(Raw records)
□ □ □
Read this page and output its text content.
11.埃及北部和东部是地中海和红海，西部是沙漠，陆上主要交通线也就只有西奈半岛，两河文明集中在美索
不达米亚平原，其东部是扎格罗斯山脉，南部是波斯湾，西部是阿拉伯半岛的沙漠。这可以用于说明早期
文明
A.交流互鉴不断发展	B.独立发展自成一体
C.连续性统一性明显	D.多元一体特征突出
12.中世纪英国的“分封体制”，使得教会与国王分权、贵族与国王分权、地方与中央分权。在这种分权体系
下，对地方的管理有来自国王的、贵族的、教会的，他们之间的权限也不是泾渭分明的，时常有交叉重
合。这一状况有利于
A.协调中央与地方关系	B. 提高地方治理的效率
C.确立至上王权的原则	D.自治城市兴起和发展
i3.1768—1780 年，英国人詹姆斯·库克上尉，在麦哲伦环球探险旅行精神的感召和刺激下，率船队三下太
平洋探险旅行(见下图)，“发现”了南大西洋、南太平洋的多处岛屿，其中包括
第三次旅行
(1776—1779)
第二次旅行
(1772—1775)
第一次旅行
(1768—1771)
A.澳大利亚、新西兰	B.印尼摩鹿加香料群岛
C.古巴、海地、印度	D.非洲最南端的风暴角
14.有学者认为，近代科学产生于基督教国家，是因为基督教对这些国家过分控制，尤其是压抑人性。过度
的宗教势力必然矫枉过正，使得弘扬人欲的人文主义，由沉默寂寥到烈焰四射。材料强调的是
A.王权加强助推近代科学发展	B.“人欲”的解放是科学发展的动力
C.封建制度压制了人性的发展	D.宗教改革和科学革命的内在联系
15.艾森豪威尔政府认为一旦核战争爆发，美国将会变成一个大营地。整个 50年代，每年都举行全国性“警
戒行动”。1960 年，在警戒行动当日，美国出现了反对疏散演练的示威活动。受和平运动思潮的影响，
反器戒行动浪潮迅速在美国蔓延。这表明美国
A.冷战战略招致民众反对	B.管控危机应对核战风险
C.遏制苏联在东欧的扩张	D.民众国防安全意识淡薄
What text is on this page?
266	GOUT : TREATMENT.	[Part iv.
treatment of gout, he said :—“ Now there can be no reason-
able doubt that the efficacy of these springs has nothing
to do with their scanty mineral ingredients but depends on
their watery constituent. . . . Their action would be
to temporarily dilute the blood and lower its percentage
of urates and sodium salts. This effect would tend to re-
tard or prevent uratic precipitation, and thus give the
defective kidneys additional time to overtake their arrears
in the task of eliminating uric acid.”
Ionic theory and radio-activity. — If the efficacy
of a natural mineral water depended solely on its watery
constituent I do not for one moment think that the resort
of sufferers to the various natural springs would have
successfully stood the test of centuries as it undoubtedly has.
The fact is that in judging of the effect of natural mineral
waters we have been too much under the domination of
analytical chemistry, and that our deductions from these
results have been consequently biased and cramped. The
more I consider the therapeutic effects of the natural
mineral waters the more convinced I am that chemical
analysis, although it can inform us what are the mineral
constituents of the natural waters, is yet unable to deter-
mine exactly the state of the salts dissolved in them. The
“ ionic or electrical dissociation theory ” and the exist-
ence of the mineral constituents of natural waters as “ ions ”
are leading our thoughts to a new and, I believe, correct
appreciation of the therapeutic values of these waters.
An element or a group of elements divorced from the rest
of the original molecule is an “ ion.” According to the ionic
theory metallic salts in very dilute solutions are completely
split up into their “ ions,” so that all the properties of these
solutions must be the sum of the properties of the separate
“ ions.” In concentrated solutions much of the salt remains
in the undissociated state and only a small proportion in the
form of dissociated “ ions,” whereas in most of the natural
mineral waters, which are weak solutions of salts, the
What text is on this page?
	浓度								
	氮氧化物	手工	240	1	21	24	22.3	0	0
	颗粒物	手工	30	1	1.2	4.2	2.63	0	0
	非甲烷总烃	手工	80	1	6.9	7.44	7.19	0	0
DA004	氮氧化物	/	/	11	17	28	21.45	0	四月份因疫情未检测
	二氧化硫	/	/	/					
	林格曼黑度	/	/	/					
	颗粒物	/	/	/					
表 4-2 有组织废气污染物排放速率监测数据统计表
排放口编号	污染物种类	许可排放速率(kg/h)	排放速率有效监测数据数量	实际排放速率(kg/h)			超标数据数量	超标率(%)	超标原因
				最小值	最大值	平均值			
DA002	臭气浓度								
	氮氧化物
□ □ □
# PROBLEM TO WORK ON
Go through the listing above and restate it word for word.

# THE ANSWER
Read this page and output its text content.
11.埃及北部和东部是地中海和红海，西部是沙漠，陆上主要交通线也就只有西奈半岛，两河文明集中在美索
不达米亚平原，其东部是扎格罗斯山脉，南部是波斯湾，西部是阿拉伯半岛的沙漠。这可以用于说明早期
文明
A.交流互鉴不断发展	B.独立发展自成一体
C.连续性统一性明显	D.多元一体特征突出
12.中世纪英国的“分封体制”，使得教会与国王分权、贵族与国王分权、地方与中央分权。在这种分权体系
下，对地方的管理有来自国王的、贵族的、教会的，他们之间的权限也不是泾渭分明的，时常有交叉重
合。这一状况有利于
A.协调中央与地方关系	B. 提高地方治理的效率
C.确立至上王权的原则	D.自治城市兴起和发展
i3.1768—1780 年，英国人詹姆斯·库克上尉，在麦哲伦环球探险旅行精神的感召和刺激下，率船队三下太
平洋探险旅行(见下图)，“发现”了南大西洋、南太平洋的多处岛屿，其中包括
第三次旅行
(1776—1779)
第二次旅行
(1772—1775)
第一次旅行
(1768—1771)
A.澳大利亚、新西兰	B.印尼摩鹿加香料群岛
C.古巴、海地、印度	D.非洲最南端的风暴角
14.有学者认为，近代科学产生于基督教国家，是因为基督教对这些国家过分控制，尤其是压抑人性。过度
的宗教势力必然矫枉过正，使得弘扬人欲的人文主义，由沉默寂寥到烈焰四射。材料强调的是
A.王权加强助推近代科学发展	B.“人欲”的解放是科学发展的动力
C.封建制度压制了人性的发展	D.宗教改革和科学革命的内在联系
15.艾森豪威尔政府认为一旦核战争爆发，美国将会变成一个大营地。整个 50年代，每年都举行全国性“警
戒行动”。1960 年，在警戒行动当日，美国出现了反对疏散演练的示威活动。受和平运动思潮的影响，
反器戒行动浪潮迅速在美国蔓延。这表明美国
A.冷战战略招致民众反对	B.管控危机应对核战风险
C.遏制苏联在东欧的扩张	D.民众国防安全意识淡薄
What text is on this page?
266	GOUT : TREATMENT.	[Part iv.
treatment of gout, he said :—“ Now there can be no reason-
able doubt that the efficacy of these springs has nothing
to do with their scanty mineral ingredients but depends on
their watery constituent. . . . Their action would be
to temporarily dilute the blood and lower its percentage
of urates and sodium salts. This effect would tend to re-
tard or prevent uratic precipitation, and thus give the
defective kidneys additional time to overtake their arrears
in the task of eliminating uric acid.”
Ionic theory and radio-activity. — If the efficacy
of a natural mineral water depended solely on its watery
constituent I do not for one moment think that the resort
of sufferers to the various natural springs would have
successfully stood the test of centuries as it undoubtedly has.
The fact is that in judging of the effect of natural mineral
waters we have been too much under the domination of
analytical chemistry, and that our deductions from these
results have been consequently biased and cramped. The
more I consider the therapeutic effects of the natural
mineral waters the more convinced I am that chemical
analysis, although it can inform us what are the mineral
constituents of the natural waters, is yet unable to deter-
mine exactly the state of the salts dissolved in them. The
“ ionic or electrical dissociation theory ” and the exist-
ence of the mineral constituents of natural waters as “ ions ”
are leading our thoughts to a new and, I believe, correct
appreciation of the therapeutic values of these waters.
An element or a group of elements divorced from the rest
of the original molecule is an “ ion.” According to the ionic
theory metallic salts in very dilute solutions are completely
split up into their “ ions,” so that all the properties of these
solutions must be the sum of the properties of the separate
“ ions.” In concentrated solutions much of the salt remains
in the undissociated state and only a small proportion in the
form of dissociated “ ions,” whereas in most of the natural
mineral waters, which are weak solutions of salts, the
What text is on this page?
	浓度								
	氮氧化物	手工	240	1	21	24	22.3	0	0
	颗粒物	手工	30	1	1.2	4.2	2.63	0	0
	非甲烷总烃	手工	80	1	6.9	7.44	7.19	0	0
DA004	氮氧化物	/	/	11	17	28	21.45	0	四月份因疫情未检测
	二氧化硫	/	/	/					
	林格曼黑度	/	/	/					
	颗粒物	/	/	/					
表 4-2 有组织废气污染物排放速率监测数据统计表
排放口编号	污染物种类	许可排放速率(kg/h)	排放速率有效监测数据数量	实际排放速率(kg/h)			超标数据数量	超标率(%)	超标原因
				最小值	最大值	平均值			
DA002	臭气浓度								
	氮氧化物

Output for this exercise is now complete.